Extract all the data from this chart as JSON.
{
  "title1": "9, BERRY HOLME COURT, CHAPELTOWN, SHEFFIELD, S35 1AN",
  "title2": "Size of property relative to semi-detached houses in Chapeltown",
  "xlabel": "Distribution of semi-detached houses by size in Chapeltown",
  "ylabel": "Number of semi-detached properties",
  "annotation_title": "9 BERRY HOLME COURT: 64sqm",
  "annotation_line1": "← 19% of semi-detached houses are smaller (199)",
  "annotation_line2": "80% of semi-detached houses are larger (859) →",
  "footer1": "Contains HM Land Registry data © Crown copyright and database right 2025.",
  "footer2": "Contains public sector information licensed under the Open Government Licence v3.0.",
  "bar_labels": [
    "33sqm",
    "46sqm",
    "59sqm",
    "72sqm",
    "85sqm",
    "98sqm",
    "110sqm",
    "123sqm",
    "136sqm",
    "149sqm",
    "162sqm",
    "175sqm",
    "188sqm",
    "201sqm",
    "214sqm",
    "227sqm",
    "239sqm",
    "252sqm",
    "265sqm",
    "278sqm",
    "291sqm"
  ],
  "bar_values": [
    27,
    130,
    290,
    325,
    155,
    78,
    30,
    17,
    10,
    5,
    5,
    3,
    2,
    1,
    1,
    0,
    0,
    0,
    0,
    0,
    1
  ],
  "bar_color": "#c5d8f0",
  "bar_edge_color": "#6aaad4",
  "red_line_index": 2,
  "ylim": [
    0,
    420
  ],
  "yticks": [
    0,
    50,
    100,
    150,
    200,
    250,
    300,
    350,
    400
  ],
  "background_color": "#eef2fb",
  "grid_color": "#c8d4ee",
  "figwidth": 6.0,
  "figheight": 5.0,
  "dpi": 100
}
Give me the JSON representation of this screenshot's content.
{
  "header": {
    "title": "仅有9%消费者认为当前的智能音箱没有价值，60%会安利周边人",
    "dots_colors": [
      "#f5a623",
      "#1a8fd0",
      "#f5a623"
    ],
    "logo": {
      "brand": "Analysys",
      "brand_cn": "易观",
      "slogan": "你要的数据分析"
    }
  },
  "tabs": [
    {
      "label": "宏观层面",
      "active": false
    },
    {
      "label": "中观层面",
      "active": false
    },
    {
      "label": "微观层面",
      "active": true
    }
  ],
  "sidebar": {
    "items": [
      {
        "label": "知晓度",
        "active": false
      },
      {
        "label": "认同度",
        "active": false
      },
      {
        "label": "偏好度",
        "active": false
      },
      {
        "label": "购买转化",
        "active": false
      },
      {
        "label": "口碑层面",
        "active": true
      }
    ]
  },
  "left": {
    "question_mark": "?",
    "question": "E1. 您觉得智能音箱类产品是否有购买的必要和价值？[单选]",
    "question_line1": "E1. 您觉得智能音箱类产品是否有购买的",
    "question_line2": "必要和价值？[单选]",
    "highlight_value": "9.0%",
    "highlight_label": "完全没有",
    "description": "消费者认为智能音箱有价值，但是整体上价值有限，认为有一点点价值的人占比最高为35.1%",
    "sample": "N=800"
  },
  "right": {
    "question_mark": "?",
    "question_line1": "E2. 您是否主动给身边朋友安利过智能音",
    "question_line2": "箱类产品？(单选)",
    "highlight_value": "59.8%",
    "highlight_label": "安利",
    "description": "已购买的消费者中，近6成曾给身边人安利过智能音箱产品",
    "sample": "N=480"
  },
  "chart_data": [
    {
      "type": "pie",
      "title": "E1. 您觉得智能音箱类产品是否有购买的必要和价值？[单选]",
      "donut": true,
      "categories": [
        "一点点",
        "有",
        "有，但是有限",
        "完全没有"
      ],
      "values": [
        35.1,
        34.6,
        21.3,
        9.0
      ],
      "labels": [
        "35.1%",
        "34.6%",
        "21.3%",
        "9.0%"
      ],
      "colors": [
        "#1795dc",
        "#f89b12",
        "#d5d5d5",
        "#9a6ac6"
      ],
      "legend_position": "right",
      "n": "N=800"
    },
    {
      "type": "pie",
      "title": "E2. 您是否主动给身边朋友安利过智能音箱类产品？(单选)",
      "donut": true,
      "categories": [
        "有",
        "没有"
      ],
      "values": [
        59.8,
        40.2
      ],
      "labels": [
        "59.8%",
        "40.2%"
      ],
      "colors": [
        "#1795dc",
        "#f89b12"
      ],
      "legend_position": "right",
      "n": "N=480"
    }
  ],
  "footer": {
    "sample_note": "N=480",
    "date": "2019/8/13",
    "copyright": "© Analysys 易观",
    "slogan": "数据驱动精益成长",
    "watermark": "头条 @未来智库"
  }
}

--

What is required = List the lines of the material in which the word "HOLME" occurs.

Result of this exercise =
  "title1": "9, BERRY HOLME COURT, CHAPELTOWN, SHEFFIELD, S35 1AN",
  "annotation_title": "9 BERRY HOLME COURT: 64sqm",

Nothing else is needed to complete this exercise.